# [The problem]
Restate the whole listing exactly.

Dataset entries:
------------------------------
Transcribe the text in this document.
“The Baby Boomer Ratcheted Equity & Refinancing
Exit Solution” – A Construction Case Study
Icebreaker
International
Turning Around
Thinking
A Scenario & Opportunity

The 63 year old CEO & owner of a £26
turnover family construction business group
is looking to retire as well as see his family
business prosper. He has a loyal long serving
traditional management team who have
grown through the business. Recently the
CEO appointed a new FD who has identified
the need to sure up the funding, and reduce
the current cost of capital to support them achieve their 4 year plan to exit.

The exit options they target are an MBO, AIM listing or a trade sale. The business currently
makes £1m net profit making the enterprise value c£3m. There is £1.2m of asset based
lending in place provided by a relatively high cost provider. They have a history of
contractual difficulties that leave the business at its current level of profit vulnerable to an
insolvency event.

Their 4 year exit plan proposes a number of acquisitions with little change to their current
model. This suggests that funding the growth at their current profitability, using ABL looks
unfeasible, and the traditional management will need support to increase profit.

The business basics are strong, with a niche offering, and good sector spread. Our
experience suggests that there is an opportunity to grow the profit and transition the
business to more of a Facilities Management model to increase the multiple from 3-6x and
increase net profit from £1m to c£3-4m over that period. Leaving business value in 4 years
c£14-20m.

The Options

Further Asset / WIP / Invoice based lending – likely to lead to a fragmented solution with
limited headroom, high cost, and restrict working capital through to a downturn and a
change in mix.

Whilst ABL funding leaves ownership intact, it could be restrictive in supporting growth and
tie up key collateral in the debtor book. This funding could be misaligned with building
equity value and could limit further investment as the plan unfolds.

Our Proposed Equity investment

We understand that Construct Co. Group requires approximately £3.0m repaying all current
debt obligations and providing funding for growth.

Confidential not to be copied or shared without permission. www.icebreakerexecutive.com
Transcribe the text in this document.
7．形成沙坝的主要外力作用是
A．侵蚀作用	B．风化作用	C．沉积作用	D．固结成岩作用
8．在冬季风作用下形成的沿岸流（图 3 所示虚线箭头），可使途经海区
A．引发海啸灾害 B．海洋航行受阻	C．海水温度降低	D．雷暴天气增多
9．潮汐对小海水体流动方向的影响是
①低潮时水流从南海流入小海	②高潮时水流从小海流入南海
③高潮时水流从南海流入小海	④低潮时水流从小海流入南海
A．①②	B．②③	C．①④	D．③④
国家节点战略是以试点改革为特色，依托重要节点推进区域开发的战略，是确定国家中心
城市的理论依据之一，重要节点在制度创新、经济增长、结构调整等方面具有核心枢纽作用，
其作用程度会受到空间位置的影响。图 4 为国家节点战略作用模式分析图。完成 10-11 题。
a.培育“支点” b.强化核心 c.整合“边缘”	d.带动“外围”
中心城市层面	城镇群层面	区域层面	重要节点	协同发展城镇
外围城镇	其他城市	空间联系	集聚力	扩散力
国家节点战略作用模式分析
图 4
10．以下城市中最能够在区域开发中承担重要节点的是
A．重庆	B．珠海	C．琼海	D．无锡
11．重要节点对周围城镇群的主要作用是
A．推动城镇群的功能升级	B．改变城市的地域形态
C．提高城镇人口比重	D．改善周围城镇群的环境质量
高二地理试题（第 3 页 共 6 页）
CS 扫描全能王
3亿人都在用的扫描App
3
------------------------------
# [Finished exercise]
Transcribe the text in this document.
“The Baby Boomer Ratcheted Equity & Refinancing
Exit Solution” – A Construction Case Study
Icebreaker
International
Turning Around
Thinking
A Scenario & Opportunity

The 63 year old CEO & owner of a £26
turnover family construction business group
is looking to retire as well as see his family
business prosper. He has a loyal long serving
traditional management team who have
grown through the business. Recently the
CEO appointed a new FD who has identified
the need to sure up the funding, and reduce
the current cost of capital to support them achieve their 4 year plan to exit.

The exit options they target are an MBO, AIM listing or a trade sale. The business currently
makes £1m net profit making the enterprise value c£3m. There is £1.2m of asset based
lending in place provided by a relatively high cost provider. They have a history of
contractual difficulties that leave the business at its current level of profit vulnerable to an
insolvency event.

Their 4 year exit plan proposes a number of acquisitions with little change to their current
model. This suggests that funding the growth at their current profitability, using ABL looks
unfeasible, and the traditional management will need support to increase profit.

The business basics are strong, with a niche offering, and good sector spread. Our
experience suggests that there is an opportunity to grow the profit and transition the
business to more of a Facilities Management model to increase the multiple from 3-6x and
increase net profit from £1m to c£3-4m over that period. Leaving business value in 4 years
c£14-20m.

The Options

Further Asset / WIP / Invoice based lending – likely to lead to a fragmented solution with
limited headroom, high cost, and restrict working capital through to a downturn and a
change in mix.

Whilst ABL funding leaves ownership intact, it could be restrictive in supporting growth and
tie up key collateral in the debtor book. This funding could be misaligned with building
equity value and could limit further investment as the plan unfolds.

Our Proposed Equity investment

We understand that Construct Co. Group requires approximately £3.0m repaying all current
debt obligations and providing funding for growth.

Confidential not to be copied or shared without permission. www.icebreakerexecutive.com
Transcribe the text in this document.
7．形成沙坝的主要外力作用是
A．侵蚀作用	B．风化作用	C．沉积作用	D．固结成岩作用
8．在冬季风作用下形成的沿岸流（图 3 所示虚线箭头），可使途经海区
A．引发海啸灾害 B．海洋航行受阻	C．海水温度降低	D．雷暴天气增多
9．潮汐对小海水体流动方向的影响是
①低潮时水流从南海流入小海	②高潮时水流从小海流入南海
③高潮时水流从南海流入小海	④低潮时水流从小海流入南海
A．①②	B．②③	C．①④	D．③④
国家节点战略是以试点改革为特色，依托重要节点推进区域开发的战略，是确定国家中心
城市的理论依据之一，重要节点在制度创新、经济增长、结构调整等方面具有核心枢纽作用，
其作用程度会受到空间位置的影响。图 4 为国家节点战略作用模式分析图。完成 10-11 题。
a.培育“支点” b.强化核心 c.整合“边缘”	d.带动“外围”
中心城市层面	城镇群层面	区域层面	重要节点	协同发展城镇
外围城镇	其他城市	空间联系	集聚力	扩散力
国家节点战略作用模式分析
图 4
10．以下城市中最能够在区域开发中承担重要节点的是
A．重庆	B．珠海	C．琼海	D．无锡
11．重要节点对周围城镇群的主要作用是
A．推动城镇群的功能升级	B．改变城市的地域形态
C．提高城镇人口比重	D．改善周围城镇群的环境质量
高二地理试题（第 3 页 共 6 页）
CS 扫描全能王
3亿人都在用的扫描App
3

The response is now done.